--- Start Records for this task ---

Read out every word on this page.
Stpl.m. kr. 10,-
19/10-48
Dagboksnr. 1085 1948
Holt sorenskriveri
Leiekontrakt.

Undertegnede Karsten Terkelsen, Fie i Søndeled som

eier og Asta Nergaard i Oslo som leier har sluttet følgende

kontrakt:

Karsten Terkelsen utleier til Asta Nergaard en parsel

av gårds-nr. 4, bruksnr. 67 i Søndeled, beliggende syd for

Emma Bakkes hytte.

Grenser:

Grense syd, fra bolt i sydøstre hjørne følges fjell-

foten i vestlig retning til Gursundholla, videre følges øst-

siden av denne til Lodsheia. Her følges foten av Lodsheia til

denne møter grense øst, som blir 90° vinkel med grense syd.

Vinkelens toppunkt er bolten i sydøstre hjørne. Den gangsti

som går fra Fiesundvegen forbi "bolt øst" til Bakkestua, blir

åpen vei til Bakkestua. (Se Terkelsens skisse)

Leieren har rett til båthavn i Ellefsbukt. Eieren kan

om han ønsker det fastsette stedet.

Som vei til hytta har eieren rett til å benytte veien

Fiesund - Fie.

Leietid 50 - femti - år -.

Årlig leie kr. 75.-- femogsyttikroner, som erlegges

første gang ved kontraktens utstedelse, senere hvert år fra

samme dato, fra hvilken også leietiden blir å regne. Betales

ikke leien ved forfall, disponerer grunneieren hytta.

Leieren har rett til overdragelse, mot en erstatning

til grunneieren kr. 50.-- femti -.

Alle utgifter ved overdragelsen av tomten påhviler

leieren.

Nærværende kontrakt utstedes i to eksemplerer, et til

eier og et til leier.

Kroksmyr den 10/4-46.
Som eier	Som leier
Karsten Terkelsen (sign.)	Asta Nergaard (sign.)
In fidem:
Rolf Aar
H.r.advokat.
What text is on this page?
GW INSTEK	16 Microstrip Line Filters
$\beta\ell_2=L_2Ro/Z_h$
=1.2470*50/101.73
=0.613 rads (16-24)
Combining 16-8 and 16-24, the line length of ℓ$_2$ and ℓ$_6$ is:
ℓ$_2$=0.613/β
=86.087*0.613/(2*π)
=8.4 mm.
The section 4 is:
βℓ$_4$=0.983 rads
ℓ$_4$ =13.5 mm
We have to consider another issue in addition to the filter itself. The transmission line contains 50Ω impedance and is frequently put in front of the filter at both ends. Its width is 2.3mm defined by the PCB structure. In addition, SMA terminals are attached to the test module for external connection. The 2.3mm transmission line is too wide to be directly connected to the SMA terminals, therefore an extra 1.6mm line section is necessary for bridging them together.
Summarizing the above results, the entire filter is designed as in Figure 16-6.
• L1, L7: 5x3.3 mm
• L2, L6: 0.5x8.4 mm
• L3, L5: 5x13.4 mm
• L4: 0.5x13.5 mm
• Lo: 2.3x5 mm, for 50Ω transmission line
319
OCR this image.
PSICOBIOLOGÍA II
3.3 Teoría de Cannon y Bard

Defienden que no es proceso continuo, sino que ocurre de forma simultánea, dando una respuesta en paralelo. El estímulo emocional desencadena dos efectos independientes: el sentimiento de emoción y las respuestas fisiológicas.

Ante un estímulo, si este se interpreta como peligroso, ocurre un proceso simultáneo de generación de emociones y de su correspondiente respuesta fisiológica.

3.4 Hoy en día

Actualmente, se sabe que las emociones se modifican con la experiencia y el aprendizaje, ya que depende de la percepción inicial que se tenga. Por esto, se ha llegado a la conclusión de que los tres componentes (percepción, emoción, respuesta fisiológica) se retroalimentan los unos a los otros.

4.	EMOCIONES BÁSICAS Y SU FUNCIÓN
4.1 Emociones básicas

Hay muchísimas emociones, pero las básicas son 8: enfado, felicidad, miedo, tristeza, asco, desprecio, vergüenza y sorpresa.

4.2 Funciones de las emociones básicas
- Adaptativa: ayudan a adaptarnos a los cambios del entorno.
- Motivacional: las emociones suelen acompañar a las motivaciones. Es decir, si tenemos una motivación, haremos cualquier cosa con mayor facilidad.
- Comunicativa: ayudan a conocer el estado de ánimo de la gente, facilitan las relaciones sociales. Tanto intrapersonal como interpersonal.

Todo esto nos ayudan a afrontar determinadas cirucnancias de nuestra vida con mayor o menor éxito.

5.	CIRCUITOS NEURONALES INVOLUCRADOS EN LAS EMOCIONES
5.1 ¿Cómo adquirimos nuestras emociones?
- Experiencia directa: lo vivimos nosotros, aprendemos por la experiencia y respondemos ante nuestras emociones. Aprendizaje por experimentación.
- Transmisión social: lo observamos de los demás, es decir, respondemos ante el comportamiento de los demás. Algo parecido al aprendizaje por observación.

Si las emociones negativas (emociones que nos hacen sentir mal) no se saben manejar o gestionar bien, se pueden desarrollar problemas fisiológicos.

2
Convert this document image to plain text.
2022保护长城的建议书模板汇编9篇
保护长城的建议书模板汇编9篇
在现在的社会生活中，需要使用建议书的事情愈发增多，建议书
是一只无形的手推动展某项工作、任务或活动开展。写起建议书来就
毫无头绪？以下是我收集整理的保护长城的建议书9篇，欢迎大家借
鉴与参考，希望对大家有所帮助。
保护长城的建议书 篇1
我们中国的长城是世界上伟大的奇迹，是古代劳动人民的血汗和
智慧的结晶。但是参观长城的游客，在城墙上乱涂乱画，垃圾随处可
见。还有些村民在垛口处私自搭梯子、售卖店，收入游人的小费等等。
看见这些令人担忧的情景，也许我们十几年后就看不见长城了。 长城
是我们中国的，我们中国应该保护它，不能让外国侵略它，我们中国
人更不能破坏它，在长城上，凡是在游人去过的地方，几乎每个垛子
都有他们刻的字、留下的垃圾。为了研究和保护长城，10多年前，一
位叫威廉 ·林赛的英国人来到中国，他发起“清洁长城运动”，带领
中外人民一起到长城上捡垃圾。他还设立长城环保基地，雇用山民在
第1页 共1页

--- End Records for this task ---

• _Goal_: Repeat the preceding lines exactly, please, every one of them.

• _Reply to the task_:
Read out every word on this page.
Stpl.m. kr. 10,-
19/10-48
Dagboksnr. 1085 1948
Holt sorenskriveri
Leiekontrakt.

Undertegnede Karsten Terkelsen, Fie i Søndeled som

eier og Asta Nergaard i Oslo som leier har sluttet følgende

kontrakt:

Karsten Terkelsen utleier til Asta Nergaard en parsel

av gårds-nr. 4, bruksnr. 67 i Søndeled, beliggende syd for

Emma Bakkes hytte.

Grenser:

Grense syd, fra bolt i sydøstre hjørne følges fjell-

foten i vestlig retning til Gursundholla, videre følges øst-

siden av denne til Lodsheia. Her følges foten av Lodsheia til

denne møter grense øst, som blir 90° vinkel med grense syd.

Vinkelens toppunkt er bolten i sydøstre hjørne. Den gangsti

som går fra Fiesundvegen forbi "bolt øst" til Bakkestua, blir

åpen vei til Bakkestua. (Se Terkelsens skisse)

Leieren har rett til båthavn i Ellefsbukt. Eieren kan

om han ønsker det fastsette stedet.

Som vei til hytta har eieren rett til å benytte veien

Fiesund - Fie.

Leietid 50 - femti - år -.

Årlig leie kr. 75.-- femogsyttikroner, som erlegges

første gang ved kontraktens utstedelse, senere hvert år fra

samme dato, fra hvilken også leietiden blir å regne. Betales

ikke leien ved forfall, disponerer grunneieren hytta.

Leieren har rett til overdragelse, mot en erstatning

til grunneieren kr. 50.-- femti -.

Alle utgifter ved overdragelsen av tomten påhviler

leieren.

Nærværende kontrakt utstedes i to eksemplerer, et til

eier og et til leier.

Kroksmyr den 10/4-46.
Som eier	Som leier
Karsten Terkelsen (sign.)	Asta Nergaard (sign.)
In fidem:
Rolf Aar
H.r.advokat.
What text is on this page?
GW INSTEK	16 Microstrip Line Filters
$\beta\ell_2=L_2Ro/Z_h$
=1.2470*50/101.73
=0.613 rads (16-24)
Combining 16-8 and 16-24, the line length of ℓ$_2$ and ℓ$_6$ is:
ℓ$_2$=0.613/β
=86.087*0.613/(2*π)
=8.4 mm.
The section 4 is:
βℓ$_4$=0.983 rads
ℓ$_4$ =13.5 mm
We have to consider another issue in addition to the filter itself. The transmission line contains 50Ω impedance and is frequently put in front of the filter at both ends. Its width is 2.3mm defined by the PCB structure. In addition, SMA terminals are attached to the test module for external connection. The 2.3mm transmission line is too wide to be directly connected to the SMA terminals, therefore an extra 1.6mm line section is necessary for bridging them together.
Summarizing the above results, the entire filter is designed as in Figure 16-6.
• L1, L7: 5x3.3 mm
• L2, L6: 0.5x8.4 mm
• L3, L5: 5x13.4 mm
• L4: 0.5x13.5 mm
• Lo: 2.3x5 mm, for 50Ω transmission line
319
OCR this image.
PSICOBIOLOGÍA II
3.3 Teoría de Cannon y Bard

Defienden que no es proceso continuo, sino que ocurre de forma simultánea, dando una respuesta en paralelo. El estímulo emocional desencadena dos efectos independientes: el sentimiento de emoción y las respuestas fisiológicas.

Ante un estímulo, si este se interpreta como peligroso, ocurre un proceso simultáneo de generación de emociones y de su correspondiente respuesta fisiológica.

3.4 Hoy en día

Actualmente, se sabe que las emociones se modifican con la experiencia y el aprendizaje, ya que depende de la percepción inicial que se tenga. Por esto, se ha llegado a la conclusión de que los tres componentes (percepción, emoción, respuesta fisiológica) se retroalimentan los unos a los otros.

4.	EMOCIONES BÁSICAS Y SU FUNCIÓN
4.1 Emociones básicas

Hay muchísimas emociones, pero las básicas son 8: enfado, felicidad, miedo, tristeza, asco, desprecio, vergüenza y sorpresa.

4.2 Funciones de las emociones básicas
- Adaptativa: ayudan a adaptarnos a los cambios del entorno.
- Motivacional: las emociones suelen acompañar a las motivaciones. Es decir, si tenemos una motivación, haremos cualquier cosa con mayor facilidad.
- Comunicativa: ayudan a conocer el estado de ánimo de la gente, facilitan las relaciones sociales. Tanto intrapersonal como interpersonal.

Todo esto nos ayudan a afrontar determinadas cirucnancias de nuestra vida con mayor o menor éxito.

5.	CIRCUITOS NEURONALES INVOLUCRADOS EN LAS EMOCIONES
5.1 ¿Cómo adquirimos nuestras emociones?
- Experiencia directa: lo vivimos nosotros, aprendemos por la experiencia y respondemos ante nuestras emociones. Aprendizaje por experimentación.
- Transmisión social: lo observamos de los demás, es decir, respondemos ante el comportamiento de los demás. Algo parecido al aprendizaje por observación.

Si las emociones negativas (emociones que nos hacen sentir mal) no se saben manejar o gestionar bien, se pueden desarrollar problemas fisiológicos.

2
Convert this document image to plain text.
2022保护长城的建议书模板汇编9篇
保护长城的建议书模板汇编9篇
在现在的社会生活中，需要使用建议书的事情愈发增多，建议书
是一只无形的手推动展某项工作、任务或活动开展。写起建议书来就
毫无头绪？以下是我收集整理的保护长城的建议书9篇，欢迎大家借
鉴与参考，希望对大家有所帮助。
保护长城的建议书 篇1
我们中国的长城是世界上伟大的奇迹，是古代劳动人民的血汗和
智慧的结晶。但是参观长城的游客，在城墙上乱涂乱画，垃圾随处可
见。还有些村民在垛口处私自搭梯子、售卖店，收入游人的小费等等。
看见这些令人担忧的情景，也许我们十几年后就看不见长城了。 长城
是我们中国的，我们中国应该保护它，不能让外国侵略它，我们中国
人更不能破坏它，在长城上，凡是在游人去过的地方，几乎每个垛子
都有他们刻的字、留下的垃圾。为了研究和保护长城，10多年前，一
位叫威廉 ·林赛的英国人来到中国，他发起“清洁长城运动”，带领
中外人民一起到长城上捡垃圾。他还设立长城环保基地，雇用山民在
第1页 共1页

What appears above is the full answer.